* Task to complete: In the material below, find every line with "einer" and pull it out.

* Saved entries:
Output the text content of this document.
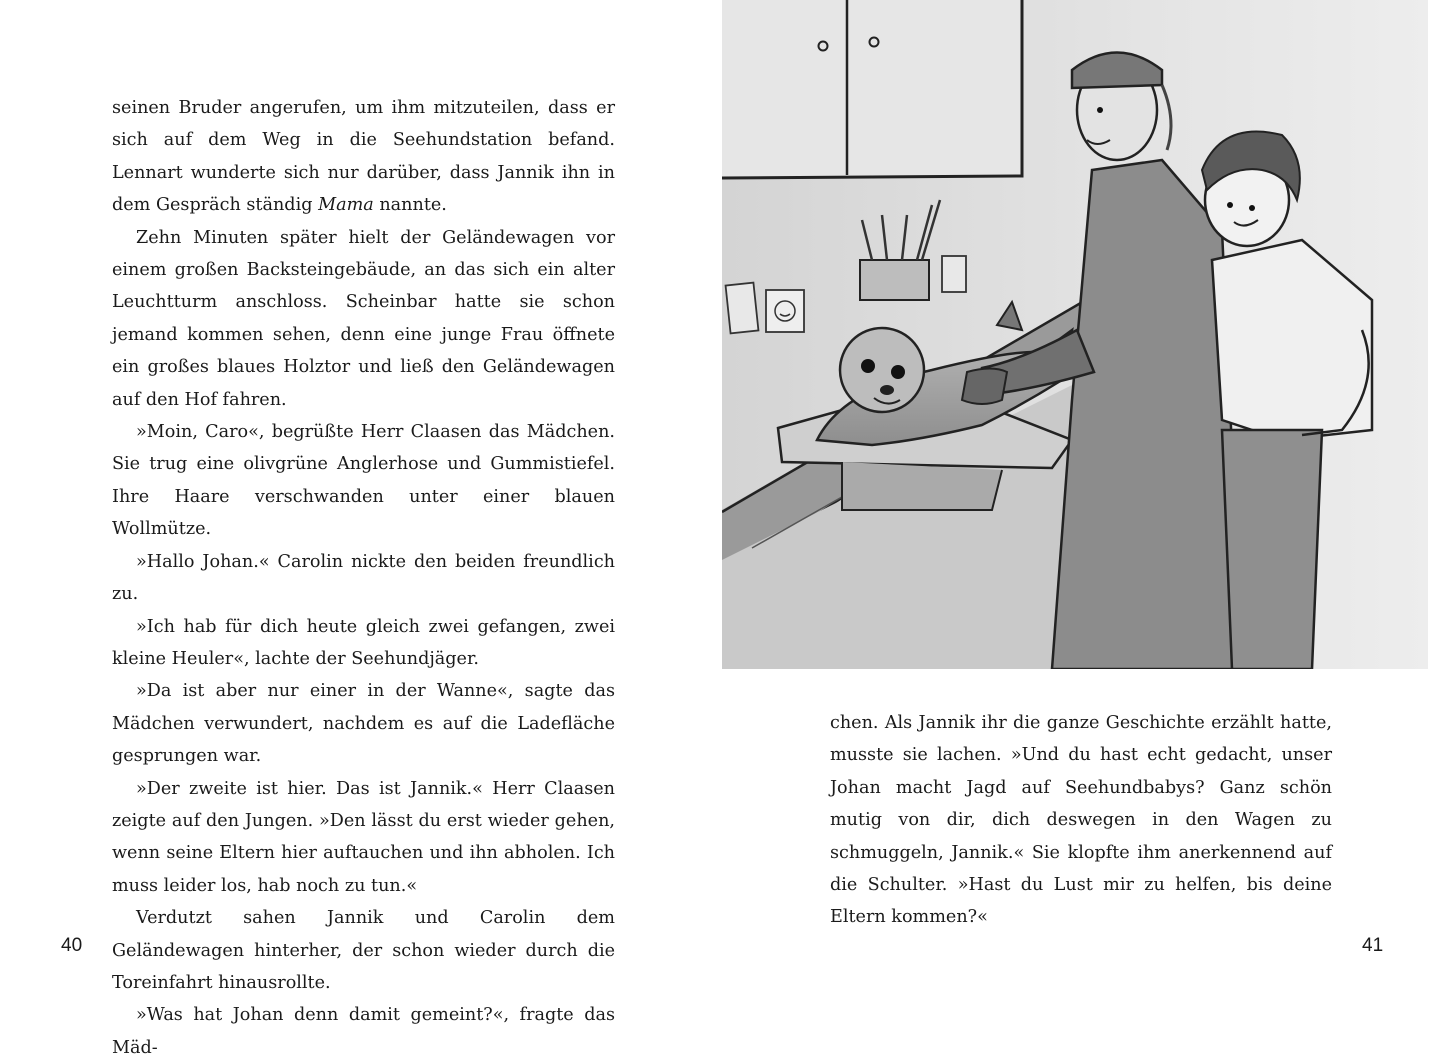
seinen Bruder angerufen, um ihm mitzuteilen, dass er sich auf dem Weg in die Seehundstation befand. Lennart wunderte sich nur darüber, dass Jannik ihn in dem Gespräch ständig Mama nannte.

Zehn Minuten später hielt der Geländewagen vor einem großen Backsteingebäude, an das sich ein alter Leuchtturm anschloss. Scheinbar hatte sie schon jemand kommen sehen, denn eine junge Frau öffnete ein großes blaues Holztor und ließ den Geländewagen auf den Hof fahren.

»Moin, Caro«, begrüßte Herr Claasen das Mädchen. Sie trug eine olivgrüne Anglerhose und Gummistiefel. Ihre Haare verschwanden unter einer blauen Wollmütze.

»Hallo Johan.« Carolin nickte den beiden freundlich zu.

»Ich hab für dich heute gleich zwei gefangen, zwei kleine Heuler«, lachte der Seehundjäger.

»Da ist aber nur einer in der Wanne«, sagte das Mädchen verwundert, nachdem es auf die Ladefläche gesprungen war.

»Der zweite ist hier. Das ist Jannik.« Herr Claasen zeigte auf den Jungen. »Den lässt du erst wieder gehen, wenn seine Eltern hier auftauchen und ihn abholen. Ich muss leider los, hab noch zu tun.«

Verdutzt sahen Jannik und Carolin dem Geländewagen hinterher, der schon wieder durch die Toreinfahrt hinausrollte.

»Was hat Johan denn damit gemeint?«, fragte das Mäd-

40

chen. Als Jannik ihr die ganze Geschichte erzählt hatte, musste sie lachen. »Und du hast echt gedacht, unser Johan macht Jagd auf Seehundbabys? Ganz schön mutig von dir, dich deswegen in den Wagen zu schmuggeln, Jannik.« Sie klopfte ihm anerkennend auf die Schulter. »Hast du Lust mir zu helfen, bis deine Eltern kommen?«

41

* Problem solution:
»Moin, Caro«, begrüßte Herr Claasen das Mädchen. Sie trug eine olivgrüne Anglerhose und Gummistiefel. Ihre Haare verschwanden unter einer blauen Wollmütze.
»Da ist aber nur einer in der Wanne«, sagte das Mädchen verwundert, nachdem es auf die Ladefläche gesprungen war.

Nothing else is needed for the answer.